DATA SECTION:
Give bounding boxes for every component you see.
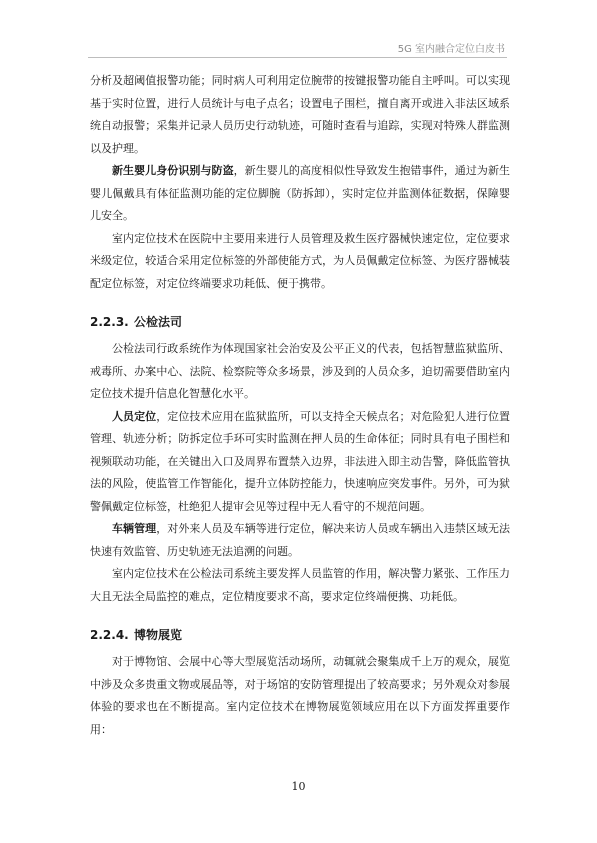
section-title: 公检法司: [134, 315, 183, 329]
paragraph-lead-vehicle: 车辆管理: [112, 522, 157, 535]
paragraph-person-positioning: [90, 406, 510, 519]
paragraph-lead-newborn: 新生婴儿身份识别与防盗: [112, 164, 234, 177]
paragraph-hospital-summary: 室内定位技术在医院中主要用来进行人员管理及救生医疗器械快速定位，定位要求米级定位，较适合采用定位标签的外部使能方式，为人员佩戴定位标签、为医疗器械装配定位标签，对定位终端要求功耗低、便于携带。: [90, 231, 510, 290]
page-number: 10: [291, 780, 306, 793]
section-heading-2-2-3: [90, 312, 510, 332]
paragraph-body-person: ，定位技术应用在监狱监所，可以支持全天候点名；对危险犯人进行位置管理、轨迹分析；防拆定位手环可实时监测在押人员的生命体征；同时具有电子围栏和视频联动功能，在关键出入口及周界布置禁入边界，非法进入即主动告警，降低监管执法的风险，使监管工作智能化，提升立体防控能力，快速响应突发事件。另外，可为狱警佩戴定位标签，杜绝犯人提审会见等过程中无人看守的不规范问题。: [90, 409, 511, 513]
paragraph-lead-person: 人员定位: [112, 409, 157, 423]
paragraph-intro-2-2-4: 对于博物馆、会展中心等大型展览活动场所，动辄就会聚集成千上万的观众，展览中涉及众多贵重文物或展品等，对于场馆的安防管理提出了较高要求；另外观众对参展体验的要求也在不断提高。室内定位技术在博物展览领域应用在以下方面发挥重要作用：: [90, 655, 510, 736]
paragraph-newborn: [90, 160, 510, 228]
paragraph-intro-2-2-3: 公检法司行政系统作为体现国家社会治安及公平正义的代表，包括智慧监狱监所、戒毒所、办案中心、法院、检察院等众多场景，涉及到的人员众多，迫切需要借助室内定位技术提升信息化智慧化水平。: [90, 342, 510, 400]
paragraph-body-newborn: ，新生婴儿的高度相似性导致发生抱错事件，通过为新生婴儿佩戴具有体征监测功能的定位脚腕（防拆卸），实时定位并监测体征数据，保障婴儿安全。: [90, 164, 511, 222]
running-header-title: 5G 室内融合定位白皮书: [397, 44, 505, 55]
section-number: 2.2.4.: [90, 628, 129, 642]
section-heading-2-2-4: [90, 625, 510, 645]
paragraph-summary-2-2-3: 室内定位技术在公检法司系统主要发挥人员监管的作用，解决警力紧张、工作压力大且无法全局监控的难点，定位精度要求不高，要求定位终端便携、功耗低。: [90, 567, 510, 603]
section-title: 博物展览: [134, 628, 183, 642]
header-divider: [88, 57, 507, 58]
section-number: 2.2.3.: [90, 315, 129, 329]
paragraph-vehicle-management: [90, 518, 510, 563]
paragraph-continuation: 分析及超阈值报警功能；同时病人可利用定位腕带的按键报警功能自主呼叫。可以实现基于实时位置，进行人员统计与电子点名；设置电子围栏，擅自离开或进入非法区域系统自动报警；采集并记录人员历史行动轨迹，可随时查看与追踪，实现对特殊人群监测以及护理。: [90, 74, 510, 155]
paragraph-body-vehicle: ，对外来人员及车辆等进行定位，解决来访人员或车辆出入违禁区域无法快速有效监管、历史轨迹无法追溯的问题。: [90, 522, 511, 558]
page-body: [90, 70, 510, 741]
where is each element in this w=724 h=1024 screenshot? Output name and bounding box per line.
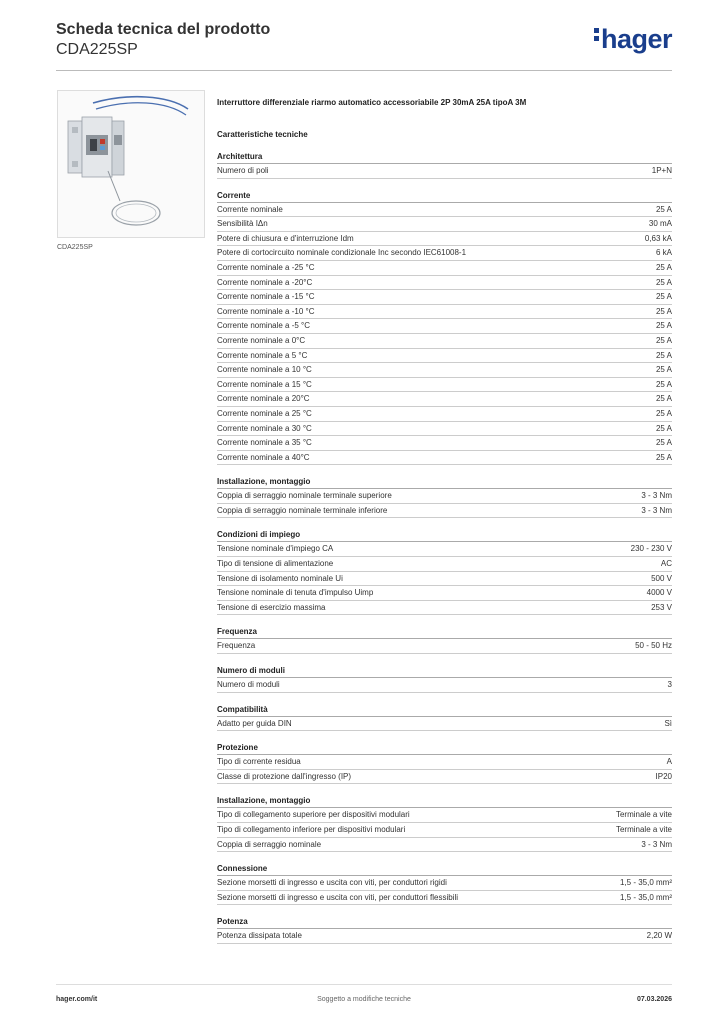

PROBLEM:
Copy out the listing above line for line, with no changes, and leave out the pictures.

FINISHED ANSWER:
Give bounding boxes for every component you see.
section-title: 公检法司: [134, 315, 183, 329]
paragraph-lead-vehicle: 车辆管理: [112, 522, 157, 535]
paragraph-person-positioning: [90, 406, 510, 519]
paragraph-lead-newborn: 新生婴儿身份识别与防盗: [112, 164, 234, 177]
paragraph-hospital-summary: 室内定位技术在医院中主要用来进行人员管理及救生医疗器械快速定位，定位要求米级定位，较适合采用定位标签的外部使能方式，为人员佩戴定位标签、为医疗器械装配定位标签，对定位终端要求功耗低、便于携带。: [90, 231, 510, 290]
page-number: 10: [291, 780, 306, 793]
section-heading-2-2-3: [90, 312, 510, 332]
paragraph-body-person: ，定位技术应用在监狱监所，可以支持全天候点名；对危险犯人进行位置管理、轨迹分析；防拆定位手环可实时监测在押人员的生命体征；同时具有电子围栏和视频联动功能，在关键出入口及周界布置禁入边界，非法进入即主动告警，降低监管执法的风险，使监管工作智能化，提升立体防控能力，快速响应突发事件。另外，可为狱警佩戴定位标签，杜绝犯人提审会见等过程中无人看守的不规范问题。: [90, 409, 511, 513]
paragraph-lead-person: 人员定位: [112, 409, 157, 423]
paragraph-intro-2-2-4: 对于博物馆、会展中心等大型展览活动场所，动辄就会聚集成千上万的观众，展览中涉及众多贵重文物或展品等，对于场馆的安防管理提出了较高要求；另外观众对参展体验的要求也在不断提高。室内定位技术在博物展览领域应用在以下方面发挥重要作用：: [90, 655, 510, 736]
paragraph-newborn: [90, 160, 510, 228]
paragraph-intro-2-2-3: 公检法司行政系统作为体现国家社会治安及公平正义的代表，包括智慧监狱监所、戒毒所、办案中心、法院、检察院等众多场景，涉及到的人员众多，迫切需要借助室内定位技术提升信息化智慧化水平。: [90, 342, 510, 400]
paragraph-body-newborn: ，新生婴儿的高度相似性导致发生抱错事件，通过为新生婴儿佩戴具有体征监测功能的定位脚腕（防拆卸），实时定位并监测体征数据，保障婴儿安全。: [90, 164, 511, 222]
running-header-title: 5G 室内融合定位白皮书: [397, 44, 505, 55]
section-number: 2.2.4.: [90, 628, 129, 642]
section-heading-2-2-4: [90, 625, 510, 645]
paragraph-summary-2-2-3: 室内定位技术在公检法司系统主要发挥人员监管的作用，解决警力紧张、工作压力大且无法全局监控的难点，定位精度要求不高，要求定位终端便携、功耗低。: [90, 567, 510, 603]
section-title: 博物展览: [134, 628, 183, 642]
header-divider: [88, 57, 507, 58]
section-number: 2.2.3.: [90, 315, 129, 329]
paragraph-vehicle-management: [90, 518, 510, 563]
paragraph-continuation: 分析及超阈值报警功能；同时病人可利用定位腕带的按键报警功能自主呼叫。可以实现基于实时位置，进行人员统计与电子点名；设置电子围栏，擅自离开或进入非法区域系统自动报警；采集并记录人员历史行动轨迹，可随时查看与追踪，实现对特殊人群监测以及护理。: [90, 74, 510, 155]
paragraph-body-vehicle: ，对外来人员及车辆等进行定位，解决来访人员或车辆出入违禁区域无法快速有效监管、历史轨迹无法追溯的问题。: [90, 522, 511, 558]
page-body: [90, 70, 510, 741]
where is each element in this w=724 h=1024 screenshot? Output name and bounding box per line.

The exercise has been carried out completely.